start DATASET RECORDS
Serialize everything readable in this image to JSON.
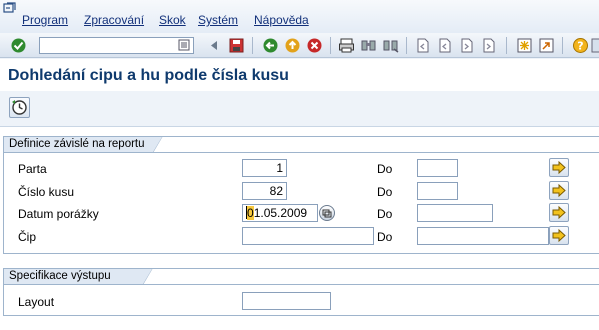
{
  "menu": {
    "items": [
      {
        "label": "Program"
      },
      {
        "label": "Zpracování"
      },
      {
        "label": "Skok"
      },
      {
        "label": "Systém"
      },
      {
        "label": "Nápověda"
      }
    ]
  },
  "toolbar": {
    "command_value": "",
    "icons": [
      "enter-icon",
      "save-icon",
      "back-icon",
      "exit-icon",
      "cancel-icon",
      "print-icon",
      "find-icon",
      "find-next-icon",
      "first-page-icon",
      "previous-page-icon",
      "next-page-icon",
      "last-page-icon",
      "new-session-icon",
      "shortcut-icon",
      "help-icon"
    ]
  },
  "title": "Dohledání cipu a hu podle čísla kusu",
  "app_toolbar": {
    "execute_icon": "execute-clock-icon"
  },
  "selection_group": {
    "title": "Definice závislé na reportu",
    "rows": [
      {
        "label": "Parta",
        "from": "1",
        "to_label": "Do",
        "to": ""
      },
      {
        "label": "Číslo kusu",
        "from": "82",
        "to_label": "Do",
        "to": ""
      },
      {
        "label": "Datum porážky",
        "from_hl": "0",
        "from_rest": "1.05.2009",
        "to_label": "Do",
        "to": ""
      },
      {
        "label": "Čip",
        "from": "",
        "to_label": "Do",
        "to": ""
      }
    ]
  },
  "output_group": {
    "title": "Specifikace výstupu",
    "layout_label": "Layout",
    "layout_value": ""
  },
  "colors": {
    "title": "#0f3a6d",
    "menu_text": "#12307a",
    "highlight": "#f7c93e"
  }
}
end DATASET RECORDS
### EXERCISE OBJECTIVE:
Using the entries above, find all lines with "page". Copy them.

### COMPLETED EXERCISE:
      "first-page-icon",
      "previous-page-icon",
      "next-page-icon",
      "last-page-icon",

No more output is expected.